Look through the data and write out every line with the word "головка" in it.

=== DATASET ===

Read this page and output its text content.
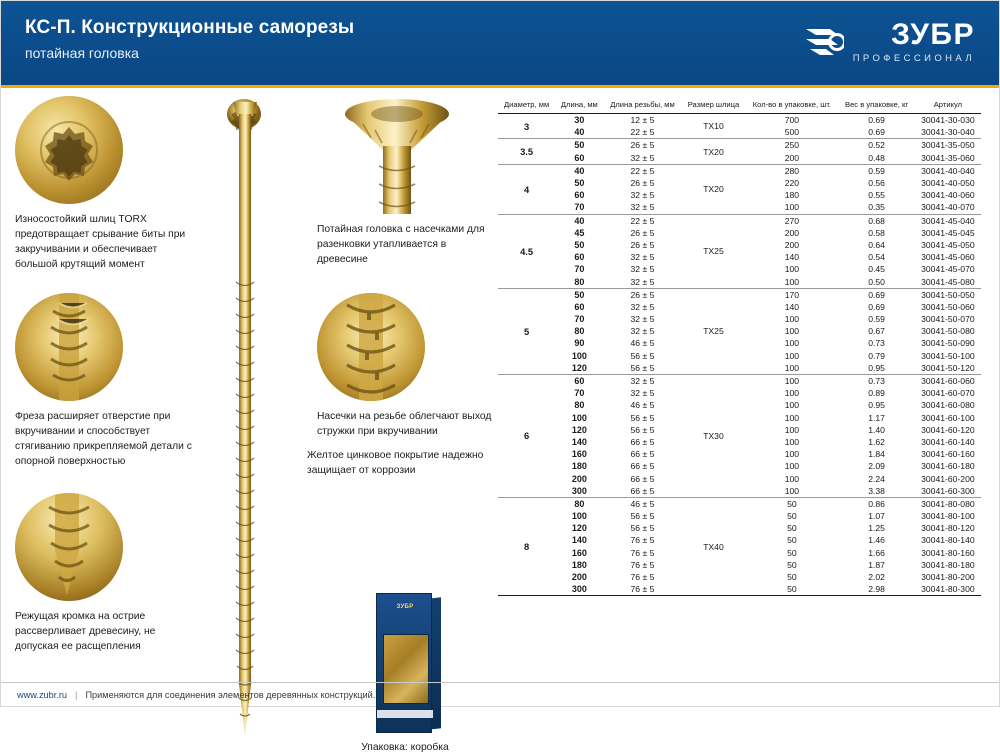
КС-П. Конструкционные саморезы
потайная головка
ЗУБР
ПРОФЕССИОНАЛ
Износостойкий шлиц TORX предотвращает срывание биты при закручивании и обеспечивает большой крутящий момент
Фреза расширяет отверстие при вкручивании и способствует стягиванию прикрепляемой детали с опорной поверхностью
Режущая кромка на острие рассверливает древесину, не допуская ее расщепления
Потайная головка с насечками для разенковки утапливается в древесине
Насечки на резьбе облегчают выход стружки при вкручивании
Желтое цинковое покрытие надежно защищает от коррозии
ЗУБР
Упаковка: коробка
Диаметр, мм	Длина, мм	Длина резьбы, мм	Размер шлица	Кол-во в упаковке, шт.	Вес в упаковке, кг	Артикул
3	30	12 ± 5	TX10	700	0.69	30041-30-030
	40	22 ± 5		500	0.69	30041-30-040
3.5	50	26 ± 5	TX20	250	0.52	30041-35-050
	60	32 ± 5		200	0.48	30041-35-060
4	40	22 ± 5	TX20	280	0.59	30041-40-040
	50	26 ± 5		220	0.56	30041-40-050
	60	32 ± 5		180	0.55	30041-40-060
	70	32 ± 5		100	0.35	30041-40-070
4.5	40	22 ± 5	TX25	270	0.68	30041-45-040
	45	26 ± 5		200	0.58	30041-45-045
	50	26 ± 5		200	0.64	30041-45-050
	60	32 ± 5		140	0.54	30041-45-060
	70	32 ± 5		100	0.45	30041-45-070
	80	32 ± 5		100	0.50	30041-45-080
5	50	26 ± 5	TX25	170	0.69	30041-50-050
	60	32 ± 5		140	0.69	30041-50-060
	70	32 ± 5		100	0.59	30041-50-070
	80	32 ± 5		100	0.67	30041-50-080
	90	46 ± 5		100	0.73	30041-50-090
	100	56 ± 5		100	0.79	30041-50-100
	120	56 ± 5		100	0.95	30041-50-120
6	60	32 ± 5	TX30	100	0.73	30041-60-060
	70	32 ± 5		100	0.89	30041-60-070
	80	46 ± 5		100	0.95	30041-60-080
	100	56 ± 5		100	1.17	30041-60-100
	120	56 ± 5		100	1.40	30041-60-120
	140	66 ± 5		100	1.62	30041-60-140
	160	66 ± 5		100	1.84	30041-60-160
	180	66 ± 5		100	2.09	30041-60-180
	200	66 ± 5		100	2.24	30041-60-200
	300	66 ± 5		100	3.38	30041-60-300
8	80	46 ± 5	TX40	50	0.86	30041-80-080
	100	56 ± 5		50	1.07	30041-80-100
	120	56 ± 5		50	1.25	30041-80-120
	140	76 ± 5		50	1.46	30041-80-140
	160	76 ± 5		50	1.66	30041-80-160
	180	76 ± 5		50	1.87	30041-80-180
	200	76 ± 5		50	2.02	30041-80-200
	300	76 ± 5		50	2.98	30041-80-300
www.zubr.ru | Применяются для соединения элементов деревянных конструкций.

===

(ANSWER IN FULL)
потайная головка
Потайная головка с насечками для разенковки утапливается в древесине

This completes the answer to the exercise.